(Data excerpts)
==*==

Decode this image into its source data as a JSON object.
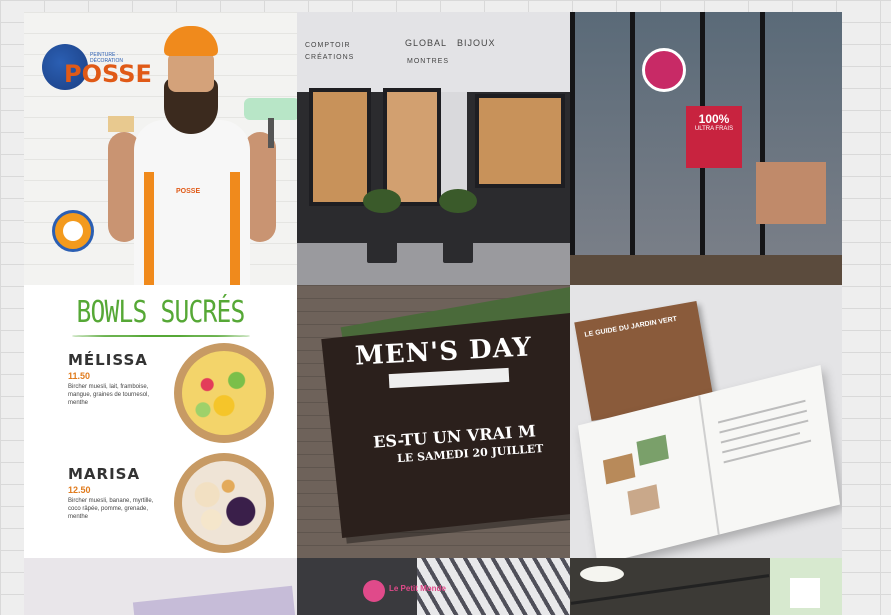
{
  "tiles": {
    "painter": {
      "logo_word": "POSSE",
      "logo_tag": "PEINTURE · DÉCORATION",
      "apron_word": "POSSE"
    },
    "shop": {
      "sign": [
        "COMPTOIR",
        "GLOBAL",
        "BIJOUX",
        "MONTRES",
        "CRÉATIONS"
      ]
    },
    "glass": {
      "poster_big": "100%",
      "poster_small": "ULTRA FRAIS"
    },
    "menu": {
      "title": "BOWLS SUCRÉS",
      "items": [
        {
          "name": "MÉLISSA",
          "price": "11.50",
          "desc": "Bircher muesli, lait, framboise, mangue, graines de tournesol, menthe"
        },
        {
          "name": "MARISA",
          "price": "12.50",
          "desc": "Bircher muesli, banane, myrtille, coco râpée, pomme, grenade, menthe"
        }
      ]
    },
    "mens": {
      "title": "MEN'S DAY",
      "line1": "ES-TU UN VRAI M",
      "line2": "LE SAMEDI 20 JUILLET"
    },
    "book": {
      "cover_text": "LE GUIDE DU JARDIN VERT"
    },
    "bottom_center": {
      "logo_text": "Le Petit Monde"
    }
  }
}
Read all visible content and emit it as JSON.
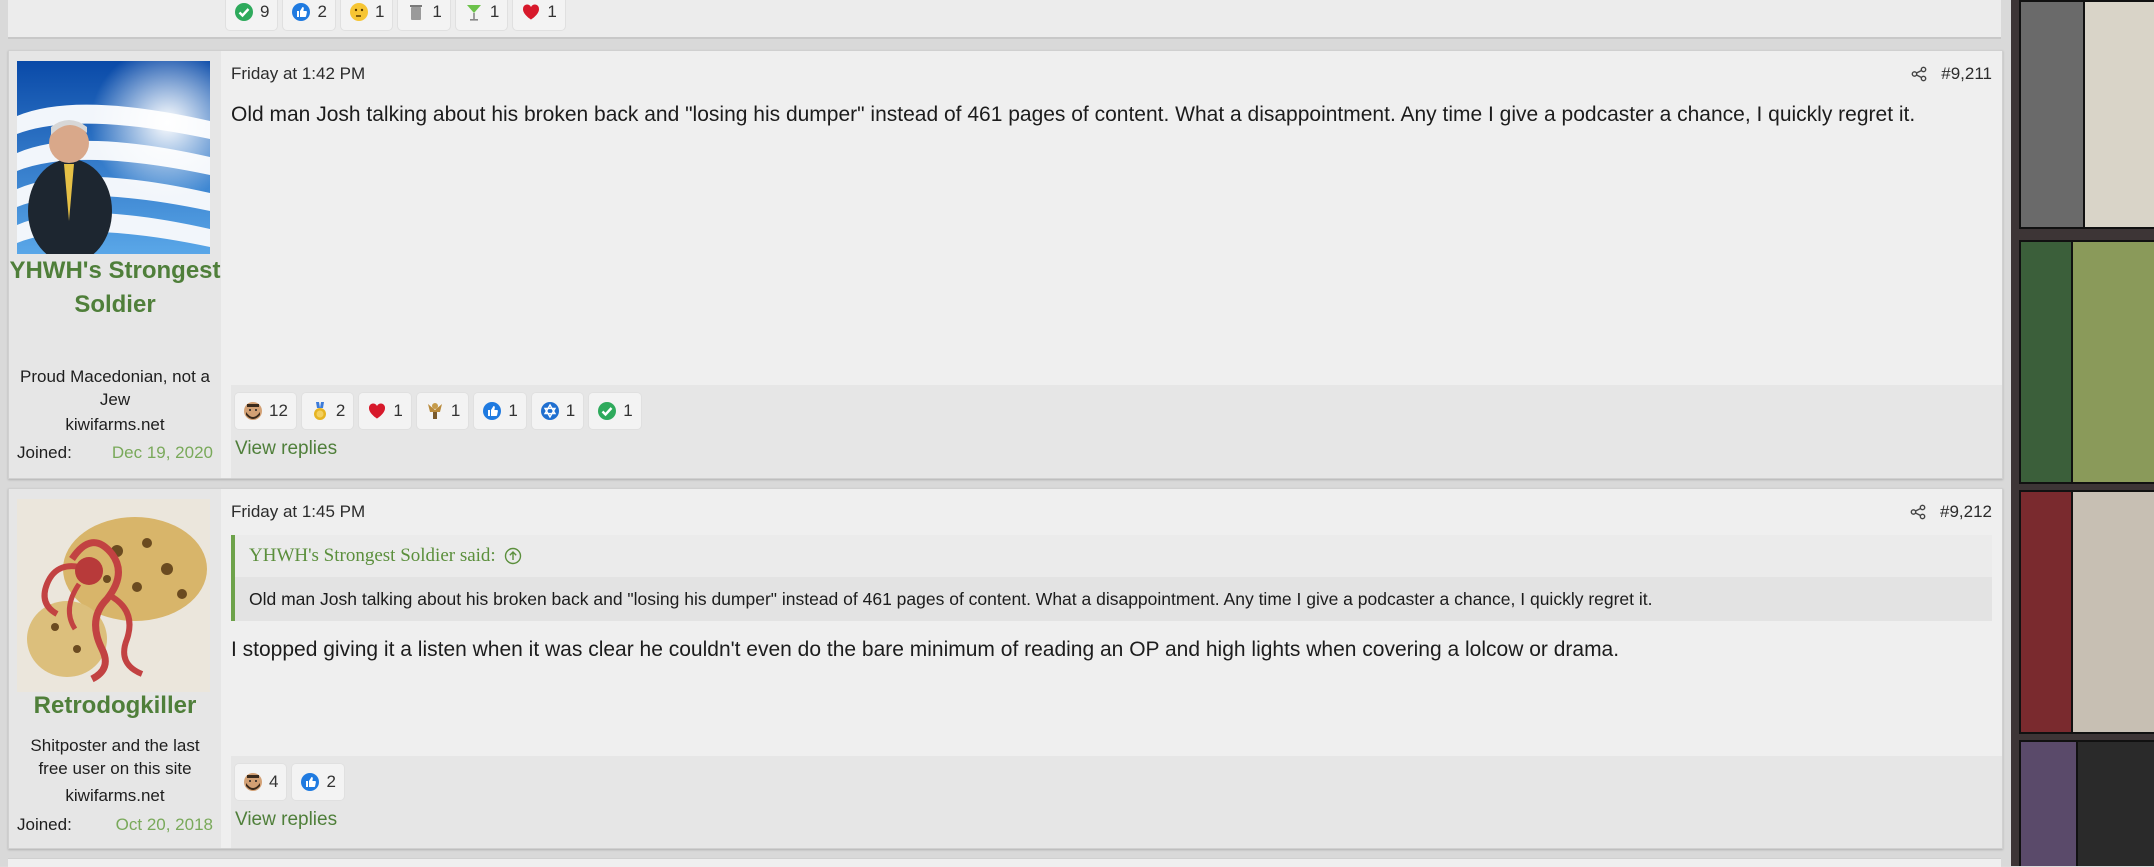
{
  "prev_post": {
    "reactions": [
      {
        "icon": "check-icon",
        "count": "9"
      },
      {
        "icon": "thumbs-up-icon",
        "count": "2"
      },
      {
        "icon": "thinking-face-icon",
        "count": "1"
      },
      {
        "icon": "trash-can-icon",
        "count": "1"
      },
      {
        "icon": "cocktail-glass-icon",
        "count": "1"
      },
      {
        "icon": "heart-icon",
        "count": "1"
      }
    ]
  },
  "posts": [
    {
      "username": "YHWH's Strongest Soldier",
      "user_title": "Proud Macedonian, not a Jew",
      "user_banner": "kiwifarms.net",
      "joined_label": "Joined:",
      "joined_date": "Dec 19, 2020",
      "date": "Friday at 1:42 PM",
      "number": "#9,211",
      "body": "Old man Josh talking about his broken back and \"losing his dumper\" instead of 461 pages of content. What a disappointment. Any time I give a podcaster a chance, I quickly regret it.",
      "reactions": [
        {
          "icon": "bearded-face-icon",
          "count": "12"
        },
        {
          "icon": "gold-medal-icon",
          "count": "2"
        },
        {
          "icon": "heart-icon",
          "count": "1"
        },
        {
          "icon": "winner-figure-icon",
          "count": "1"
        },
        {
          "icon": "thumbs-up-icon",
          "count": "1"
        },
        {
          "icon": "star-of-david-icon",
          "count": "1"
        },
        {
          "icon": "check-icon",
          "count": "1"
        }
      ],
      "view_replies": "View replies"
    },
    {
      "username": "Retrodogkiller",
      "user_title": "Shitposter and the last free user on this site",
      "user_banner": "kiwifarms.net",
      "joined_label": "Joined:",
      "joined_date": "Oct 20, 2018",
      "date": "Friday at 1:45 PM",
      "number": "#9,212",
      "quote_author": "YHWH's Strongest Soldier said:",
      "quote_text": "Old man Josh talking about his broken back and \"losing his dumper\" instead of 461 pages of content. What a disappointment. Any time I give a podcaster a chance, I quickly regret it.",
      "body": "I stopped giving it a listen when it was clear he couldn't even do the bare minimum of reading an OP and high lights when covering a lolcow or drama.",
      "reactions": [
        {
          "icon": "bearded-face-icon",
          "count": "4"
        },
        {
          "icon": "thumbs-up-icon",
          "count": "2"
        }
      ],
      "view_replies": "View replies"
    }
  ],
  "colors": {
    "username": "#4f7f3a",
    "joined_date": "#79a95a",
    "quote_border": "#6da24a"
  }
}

==*==

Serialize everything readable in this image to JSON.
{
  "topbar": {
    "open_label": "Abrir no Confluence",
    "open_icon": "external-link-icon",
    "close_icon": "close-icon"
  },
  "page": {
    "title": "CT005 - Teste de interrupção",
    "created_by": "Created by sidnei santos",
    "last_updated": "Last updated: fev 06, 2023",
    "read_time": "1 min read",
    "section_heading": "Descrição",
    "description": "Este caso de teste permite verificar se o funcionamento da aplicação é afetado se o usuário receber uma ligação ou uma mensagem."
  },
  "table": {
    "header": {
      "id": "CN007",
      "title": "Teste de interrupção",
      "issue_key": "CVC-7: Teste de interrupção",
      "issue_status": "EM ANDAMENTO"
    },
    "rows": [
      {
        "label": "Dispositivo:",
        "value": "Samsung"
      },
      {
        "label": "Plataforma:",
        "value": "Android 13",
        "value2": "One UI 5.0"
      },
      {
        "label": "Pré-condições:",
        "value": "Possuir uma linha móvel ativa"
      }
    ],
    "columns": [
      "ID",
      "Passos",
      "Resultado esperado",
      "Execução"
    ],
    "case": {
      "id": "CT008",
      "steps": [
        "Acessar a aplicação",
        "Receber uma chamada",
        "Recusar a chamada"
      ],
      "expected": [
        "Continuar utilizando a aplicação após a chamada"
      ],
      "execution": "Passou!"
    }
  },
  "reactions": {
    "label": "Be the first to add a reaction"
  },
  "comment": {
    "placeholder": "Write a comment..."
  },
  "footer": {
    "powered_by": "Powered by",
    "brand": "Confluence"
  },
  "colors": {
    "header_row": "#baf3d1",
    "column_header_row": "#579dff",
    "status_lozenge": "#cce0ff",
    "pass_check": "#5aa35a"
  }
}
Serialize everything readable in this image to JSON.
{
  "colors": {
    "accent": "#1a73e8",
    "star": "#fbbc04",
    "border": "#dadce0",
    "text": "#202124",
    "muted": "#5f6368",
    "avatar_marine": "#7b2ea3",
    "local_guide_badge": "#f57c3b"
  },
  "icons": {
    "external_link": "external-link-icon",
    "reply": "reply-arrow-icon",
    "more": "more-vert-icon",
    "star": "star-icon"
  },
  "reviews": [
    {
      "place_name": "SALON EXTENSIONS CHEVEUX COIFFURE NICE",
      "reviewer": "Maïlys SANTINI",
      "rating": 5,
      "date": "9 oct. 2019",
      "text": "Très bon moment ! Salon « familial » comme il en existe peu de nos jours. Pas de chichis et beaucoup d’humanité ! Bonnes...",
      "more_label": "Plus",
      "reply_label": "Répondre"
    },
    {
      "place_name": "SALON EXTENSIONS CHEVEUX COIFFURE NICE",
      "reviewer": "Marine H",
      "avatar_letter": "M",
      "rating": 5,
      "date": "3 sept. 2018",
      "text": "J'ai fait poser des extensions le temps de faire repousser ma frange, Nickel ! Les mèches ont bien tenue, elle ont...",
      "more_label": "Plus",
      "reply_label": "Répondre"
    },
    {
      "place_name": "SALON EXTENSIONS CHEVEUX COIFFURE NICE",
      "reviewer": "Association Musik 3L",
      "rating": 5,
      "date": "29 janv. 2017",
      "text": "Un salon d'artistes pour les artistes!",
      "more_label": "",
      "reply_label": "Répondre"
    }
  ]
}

==*==

§ YOUR GOAL
Search the listing for the word "losing" and return each line that holds it.

§ FULL RESPONSE
      "body": "Old man Josh talking about his broken back and \"losing his dumper\" instead of 461 pages of content. What a disappointment. Any time I give a podcaster a chance, I quickly regret it.",
      "quote_text": "Old man Josh talking about his broken back and \"losing his dumper\" instead of 461 pages of content. What a disappointment. Any time I give a podcaster a chance, I quickly regret it.",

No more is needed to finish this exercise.